**** Record list ****

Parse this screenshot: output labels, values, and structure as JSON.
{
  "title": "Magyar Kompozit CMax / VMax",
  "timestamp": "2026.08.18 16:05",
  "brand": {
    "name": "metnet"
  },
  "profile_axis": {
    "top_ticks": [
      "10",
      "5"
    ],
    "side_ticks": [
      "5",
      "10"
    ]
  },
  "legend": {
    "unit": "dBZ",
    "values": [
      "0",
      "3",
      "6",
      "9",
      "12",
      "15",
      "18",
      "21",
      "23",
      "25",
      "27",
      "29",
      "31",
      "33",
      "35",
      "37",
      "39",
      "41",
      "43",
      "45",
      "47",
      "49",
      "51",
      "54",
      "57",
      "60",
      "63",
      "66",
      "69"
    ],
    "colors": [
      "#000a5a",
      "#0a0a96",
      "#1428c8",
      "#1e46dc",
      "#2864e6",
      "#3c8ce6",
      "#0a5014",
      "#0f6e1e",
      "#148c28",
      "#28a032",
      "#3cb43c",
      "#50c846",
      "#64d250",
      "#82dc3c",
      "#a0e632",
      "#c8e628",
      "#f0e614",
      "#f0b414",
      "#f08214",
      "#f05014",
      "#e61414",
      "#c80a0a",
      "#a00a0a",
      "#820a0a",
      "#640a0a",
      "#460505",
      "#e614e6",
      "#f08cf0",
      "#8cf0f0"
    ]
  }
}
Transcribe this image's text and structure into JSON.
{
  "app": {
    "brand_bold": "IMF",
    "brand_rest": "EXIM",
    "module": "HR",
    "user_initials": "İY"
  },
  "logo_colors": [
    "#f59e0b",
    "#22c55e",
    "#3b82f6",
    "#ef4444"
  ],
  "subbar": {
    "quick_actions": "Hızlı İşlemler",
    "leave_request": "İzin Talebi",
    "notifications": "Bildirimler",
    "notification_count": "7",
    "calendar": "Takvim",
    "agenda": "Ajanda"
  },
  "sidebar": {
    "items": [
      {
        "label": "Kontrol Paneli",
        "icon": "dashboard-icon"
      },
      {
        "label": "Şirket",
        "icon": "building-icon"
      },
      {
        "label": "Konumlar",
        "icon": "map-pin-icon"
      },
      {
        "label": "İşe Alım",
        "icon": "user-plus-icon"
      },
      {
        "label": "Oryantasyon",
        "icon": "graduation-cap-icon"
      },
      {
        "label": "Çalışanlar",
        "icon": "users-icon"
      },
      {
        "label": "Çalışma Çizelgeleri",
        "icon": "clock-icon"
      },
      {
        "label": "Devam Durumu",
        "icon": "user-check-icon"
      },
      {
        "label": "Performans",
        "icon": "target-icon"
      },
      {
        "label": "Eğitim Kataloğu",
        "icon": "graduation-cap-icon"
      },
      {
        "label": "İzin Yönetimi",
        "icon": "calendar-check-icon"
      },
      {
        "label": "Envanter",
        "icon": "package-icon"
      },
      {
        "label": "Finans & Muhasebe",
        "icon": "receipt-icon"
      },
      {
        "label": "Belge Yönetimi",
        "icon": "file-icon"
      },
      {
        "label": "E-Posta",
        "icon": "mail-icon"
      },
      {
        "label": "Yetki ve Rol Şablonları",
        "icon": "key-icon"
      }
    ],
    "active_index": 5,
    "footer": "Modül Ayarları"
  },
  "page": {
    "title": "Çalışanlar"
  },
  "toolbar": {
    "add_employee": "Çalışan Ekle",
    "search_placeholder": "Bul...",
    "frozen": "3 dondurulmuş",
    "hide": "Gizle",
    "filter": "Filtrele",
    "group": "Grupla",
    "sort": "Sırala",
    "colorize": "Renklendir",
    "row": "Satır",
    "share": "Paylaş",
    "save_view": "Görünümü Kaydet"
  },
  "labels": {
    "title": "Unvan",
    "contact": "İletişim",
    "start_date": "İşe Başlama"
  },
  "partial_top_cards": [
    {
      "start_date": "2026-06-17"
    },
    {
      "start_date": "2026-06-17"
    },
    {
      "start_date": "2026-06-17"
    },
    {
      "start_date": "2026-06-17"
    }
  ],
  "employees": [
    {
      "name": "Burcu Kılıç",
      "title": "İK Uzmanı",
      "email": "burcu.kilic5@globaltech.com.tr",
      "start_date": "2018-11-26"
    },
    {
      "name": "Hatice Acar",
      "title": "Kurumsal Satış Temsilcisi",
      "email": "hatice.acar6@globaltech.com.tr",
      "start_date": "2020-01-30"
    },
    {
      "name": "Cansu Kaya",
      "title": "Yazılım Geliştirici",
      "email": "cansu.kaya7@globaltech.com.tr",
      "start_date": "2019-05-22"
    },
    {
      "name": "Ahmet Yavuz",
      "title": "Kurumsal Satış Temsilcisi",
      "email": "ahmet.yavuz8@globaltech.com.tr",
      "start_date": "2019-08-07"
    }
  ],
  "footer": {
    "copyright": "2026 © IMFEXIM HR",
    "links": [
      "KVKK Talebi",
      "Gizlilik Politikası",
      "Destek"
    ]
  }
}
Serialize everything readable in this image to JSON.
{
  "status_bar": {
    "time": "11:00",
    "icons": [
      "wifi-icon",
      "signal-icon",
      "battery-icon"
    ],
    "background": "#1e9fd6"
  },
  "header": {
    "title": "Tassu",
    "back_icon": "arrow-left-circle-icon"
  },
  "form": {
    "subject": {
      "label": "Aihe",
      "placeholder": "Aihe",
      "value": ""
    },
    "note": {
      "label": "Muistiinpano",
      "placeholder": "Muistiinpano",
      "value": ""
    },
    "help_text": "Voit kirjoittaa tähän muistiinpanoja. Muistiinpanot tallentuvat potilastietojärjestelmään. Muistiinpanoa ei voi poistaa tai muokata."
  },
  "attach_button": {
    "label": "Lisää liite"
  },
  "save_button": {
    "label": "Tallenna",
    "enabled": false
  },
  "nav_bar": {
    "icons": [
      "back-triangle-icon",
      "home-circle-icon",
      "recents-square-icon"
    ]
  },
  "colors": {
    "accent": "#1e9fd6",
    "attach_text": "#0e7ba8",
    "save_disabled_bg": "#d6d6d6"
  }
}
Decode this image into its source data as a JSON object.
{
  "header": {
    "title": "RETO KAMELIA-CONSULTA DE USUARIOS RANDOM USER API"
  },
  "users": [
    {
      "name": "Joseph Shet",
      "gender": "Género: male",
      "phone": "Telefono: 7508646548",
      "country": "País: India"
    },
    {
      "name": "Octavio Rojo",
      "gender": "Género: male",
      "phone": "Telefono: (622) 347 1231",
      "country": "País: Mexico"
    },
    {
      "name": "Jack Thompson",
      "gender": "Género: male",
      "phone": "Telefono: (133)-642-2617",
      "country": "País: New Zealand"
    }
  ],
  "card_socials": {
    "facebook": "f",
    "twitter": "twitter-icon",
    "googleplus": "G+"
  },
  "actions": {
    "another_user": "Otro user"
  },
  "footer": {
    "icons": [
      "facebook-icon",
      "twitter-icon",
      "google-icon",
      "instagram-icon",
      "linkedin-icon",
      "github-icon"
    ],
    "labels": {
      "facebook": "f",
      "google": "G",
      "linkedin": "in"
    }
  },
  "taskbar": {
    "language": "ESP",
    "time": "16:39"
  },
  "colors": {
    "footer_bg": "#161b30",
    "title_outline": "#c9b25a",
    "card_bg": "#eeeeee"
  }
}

****

Send back each record exactly as it stands.

Parse this screenshot: output labels, values, and structure as JSON.
{
  "title": "Magyar Kompozit CMax / VMax",
  "timestamp": "2026.08.18 16:05",
  "brand": {
    "name": "metnet"
  },
  "profile_axis": {
    "top_ticks": [
      "10",
      "5"
    ],
    "side_ticks": [
      "5",
      "10"
    ]
  },
  "legend": {
    "unit": "dBZ",
    "values": [
      "0",
      "3",
      "6",
      "9",
      "12",
      "15",
      "18",
      "21",
      "23",
      "25",
      "27",
      "29",
      "31",
      "33",
      "35",
      "37",
      "39",
      "41",
      "43",
      "45",
      "47",
      "49",
      "51",
      "54",
      "57",
      "60",
      "63",
      "66",
      "69"
    ],
    "colors": [
      "#000a5a",
      "#0a0a96",
      "#1428c8",
      "#1e46dc",
      "#2864e6",
      "#3c8ce6",
      "#0a5014",
      "#0f6e1e",
      "#148c28",
      "#28a032",
      "#3cb43c",
      "#50c846",
      "#64d250",
      "#82dc3c",
      "#a0e632",
      "#c8e628",
      "#f0e614",
      "#f0b414",
      "#f08214",
      "#f05014",
      "#e61414",
      "#c80a0a",
      "#a00a0a",
      "#820a0a",
      "#640a0a",
      "#460505",
      "#e614e6",
      "#f08cf0",
      "#8cf0f0"
    ]
  }
}
Transcribe this image's text and structure into JSON.
{
  "app": {
    "brand_bold": "IMF",
    "brand_rest": "EXIM",
    "module": "HR",
    "user_initials": "İY"
  },
  "logo_colors": [
    "#f59e0b",
    "#22c55e",
    "#3b82f6",
    "#ef4444"
  ],
  "subbar": {
    "quick_actions": "Hızlı İşlemler",
    "leave_request": "İzin Talebi",
    "notifications": "Bildirimler",
    "notification_count": "7",
    "calendar": "Takvim",
    "agenda": "Ajanda"
  },
  "sidebar": {
    "items": [
      {
        "label": "Kontrol Paneli",
        "icon": "dashboard-icon"
      },
      {
        "label": "Şirket",
        "icon": "building-icon"
      },
      {
        "label": "Konumlar",
        "icon": "map-pin-icon"
      },
      {
        "label": "İşe Alım",
        "icon": "user-plus-icon"
      },
      {
        "label": "Oryantasyon",
        "icon": "graduation-cap-icon"
      },
      {
        "label": "Çalışanlar",
        "icon": "users-icon"
      },
      {
        "label": "Çalışma Çizelgeleri",
        "icon": "clock-icon"
      },
      {
        "label": "Devam Durumu",
        "icon": "user-check-icon"
      },
      {
        "label": "Performans",
        "icon": "target-icon"
      },
      {
        "label": "Eğitim Kataloğu",
        "icon": "graduation-cap-icon"
      },
      {
        "label": "İzin Yönetimi",
        "icon": "calendar-check-icon"
      },
      {
        "label": "Envanter",
        "icon": "package-icon"
      },
      {
        "label": "Finans & Muhasebe",
        "icon": "receipt-icon"
      },
      {
        "label": "Belge Yönetimi",
        "icon": "file-icon"
      },
      {
        "label": "E-Posta",
        "icon": "mail-icon"
      },
      {
        "label": "Yetki ve Rol Şablonları",
        "icon": "key-icon"
      }
    ],
    "active_index": 5,
    "footer": "Modül Ayarları"
  },
  "page": {
    "title": "Çalışanlar"
  },
  "toolbar": {
    "add_employee": "Çalışan Ekle",
    "search_placeholder": "Bul...",
    "frozen": "3 dondurulmuş",
    "hide": "Gizle",
    "filter": "Filtrele",
    "group": "Grupla",
    "sort": "Sırala",
    "colorize": "Renklendir",
    "row": "Satır",
    "share": "Paylaş",
    "save_view": "Görünümü Kaydet"
  },
  "labels": {
    "title": "Unvan",
    "contact": "İletişim",
    "start_date": "İşe Başlama"
  },
  "partial_top_cards": [
    {
      "start_date": "2026-06-17"
    },
    {
      "start_date": "2026-06-17"
    },
    {
      "start_date": "2026-06-17"
    },
    {
      "start_date": "2026-06-17"
    }
  ],
  "employees": [
    {
      "name": "Burcu Kılıç",
      "title": "İK Uzmanı",
      "email": "burcu.kilic5@globaltech.com.tr",
      "start_date": "2018-11-26"
    },
    {
      "name": "Hatice Acar",
      "title": "Kurumsal Satış Temsilcisi",
      "email": "hatice.acar6@globaltech.com.tr",
      "start_date": "2020-01-30"
    },
    {
      "name": "Cansu Kaya",
      "title": "Yazılım Geliştirici",
      "email": "cansu.kaya7@globaltech.com.tr",
      "start_date": "2019-05-22"
    },
    {
      "name": "Ahmet Yavuz",
      "title": "Kurumsal Satış Temsilcisi",
      "email": "ahmet.yavuz8@globaltech.com.tr",
      "start_date": "2019-08-07"
    }
  ],
  "footer": {
    "copyright": "2026 © IMFEXIM HR",
    "links": [
      "KVKK Talebi",
      "Gizlilik Politikası",
      "Destek"
    ]
  }
}
Serialize everything readable in this image to JSON.
{
  "status_bar": {
    "time": "11:00",
    "icons": [
      "wifi-icon",
      "signal-icon",
      "battery-icon"
    ],
    "background": "#1e9fd6"
  },
  "header": {
    "title": "Tassu",
    "back_icon": "arrow-left-circle-icon"
  },
  "form": {
    "subject": {
      "label": "Aihe",
      "placeholder": "Aihe",
      "value": ""
    },
    "note": {
      "label": "Muistiinpano",
      "placeholder": "Muistiinpano",
      "value": ""
    },
    "help_text": "Voit kirjoittaa tähän muistiinpanoja. Muistiinpanot tallentuvat potilastietojärjestelmään. Muistiinpanoa ei voi poistaa tai muokata."
  },
  "attach_button": {
    "label": "Lisää liite"
  },
  "save_button": {
    "label": "Tallenna",
    "enabled": false
  },
  "nav_bar": {
    "icons": [
      "back-triangle-icon",
      "home-circle-icon",
      "recents-square-icon"
    ]
  },
  "colors": {
    "accent": "#1e9fd6",
    "attach_text": "#0e7ba8",
    "save_disabled_bg": "#d6d6d6"
  }
}
Decode this image into its source data as a JSON object.
{
  "header": {
    "title": "RETO KAMELIA-CONSULTA DE USUARIOS RANDOM USER API"
  },
  "users": [
    {
      "name": "Joseph Shet",
      "gender": "Género: male",
      "phone": "Telefono: 7508646548",
      "country": "País: India"
    },
    {
      "name": "Octavio Rojo",
      "gender": "Género: male",
      "phone": "Telefono: (622) 347 1231",
      "country": "País: Mexico"
    },
    {
      "name": "Jack Thompson",
      "gender": "Género: male",
      "phone": "Telefono: (133)-642-2617",
      "country": "País: New Zealand"
    }
  ],
  "card_socials": {
    "facebook": "f",
    "twitter": "twitter-icon",
    "googleplus": "G+"
  },
  "actions": {
    "another_user": "Otro user"
  },
  "footer": {
    "icons": [
      "facebook-icon",
      "twitter-icon",
      "google-icon",
      "instagram-icon",
      "linkedin-icon",
      "github-icon"
    ],
    "labels": {
      "facebook": "f",
      "google": "G",
      "linkedin": "in"
    }
  },
  "taskbar": {
    "language": "ESP",
    "time": "16:39"
  },
  "colors": {
    "footer_bg": "#161b30",
    "title_outline": "#c9b25a",
    "card_bg": "#eeeeee"
  }
}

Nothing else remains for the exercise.